● BLOCO DE TEXTO:
12 CAETANOS PARA 23
Caetano Veloso completou 80 anos em agosto. Lembro, quando criança, de ouvi-lo cantar “Debaixo Dos Caracóis Dos Meus Cabelos”, que o Roberto e o Erasmo compuseram pra ele, e talvez pensasse que tinha sido feita pra mim, já que os meus cabelos eram puro caracol e eu estava debaixo deles.
Na minha casa não havia discos do Caetano. As minhas irmãs eram Chico e “O que será que será” ressoava pelo apartamento afora como um mantra. Mas em 81 eu comprei o “Outras Palavras” e aí não parei mais. Era uma época em que os medalhões da MPB lançavam uma bolacha por ano, e a gente era instigado a passar os meses esperando o novo da Gal, o novo da Bethânia, o novo do Milton, o novo do Gil, e, claro, o novíssimo do Caetano. A emoção de encontrar o disco na loja, levá-lo pra casa, tirá-lo da capa e colocá-lo pra tocar – a agulha da vitrola encostando no sulco do vinil e extraindo aquele estalido típico da onda sonora – é, até hoje pra mim, insubstituível.
O primeiro show que vi do Caetano foi “Uns”, dançando com a minha turma na pista do Canecão, num tempo em que deixavam um vão livre entre as mesas perto do palco da cervejaria mais famosa da cidade daqueles anos. Eu fazendo cursinho pré-vestibular e o baiano cantando que “Nosso amor não deu certo/De perto fomos quase nada”. Era uma época em que eu sonhava conhecê-lo pessoalmente, mas, tiete tímido que eu era, de perto, teríamos sido como a música: quase nada.
Lembro que emprestei o LP homônimo do show a um colega do cursinho para que ele o gravasse em fita-cassete. Ele fez a cópia numa fita BASF 45 minutos, e depois veio com um papo de que não coubera as duas últimas faixas do lado B, mas que ele também não fazia questão, já que a última – “É Hoje” – era um samba-enredo não exatamente do seu gosto, e a penúltima – “Salva Vida” – tinha uma temática gay – o que me pareceu um comentário enrustido.
Vamos, pois, abrir a playlist das 12 canções de Caetano para embalar os meses do ano que começa fazendo jus a ela:
JANEIRO – “SALVA VIDA” – Bethânia participa da faixa, dobrando vozes com o irmão num hino à beleza masculina fundida à paisagem e cantada a plenos pulmões: “Místico pôr-do-sol do mar da Bahia/E eu já não tenho medo de me afogar/Conheço um moço lindo que é salva-vida/Um da turma legal do Salvamar/Ai, ai, quem dera/Eu também pertencera a essa raça”.

● TAREFA PROPOSTA:
Responda às perguntas a seguir com base no texto sobre Caetano Veloso.
(a) Em que ano foi comprado o disco "Outras Palavras"?
(b) Qual foi o primeiro show de Caetano visto no relato, e onde aconteceu?
(c) Em que fita-cassete o colega do cursinho gravou a cópia do LP?

● MATERIAL FORNECIDO:
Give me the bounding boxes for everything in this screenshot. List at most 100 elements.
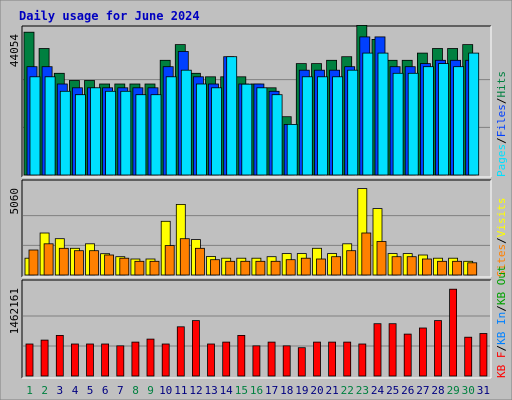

● RESPOSTA DO EXERCÍCIO:
(a) Em 81.
(b) O show "Uns", no Canecão.
(c) Numa fita BASF de 45 minutos.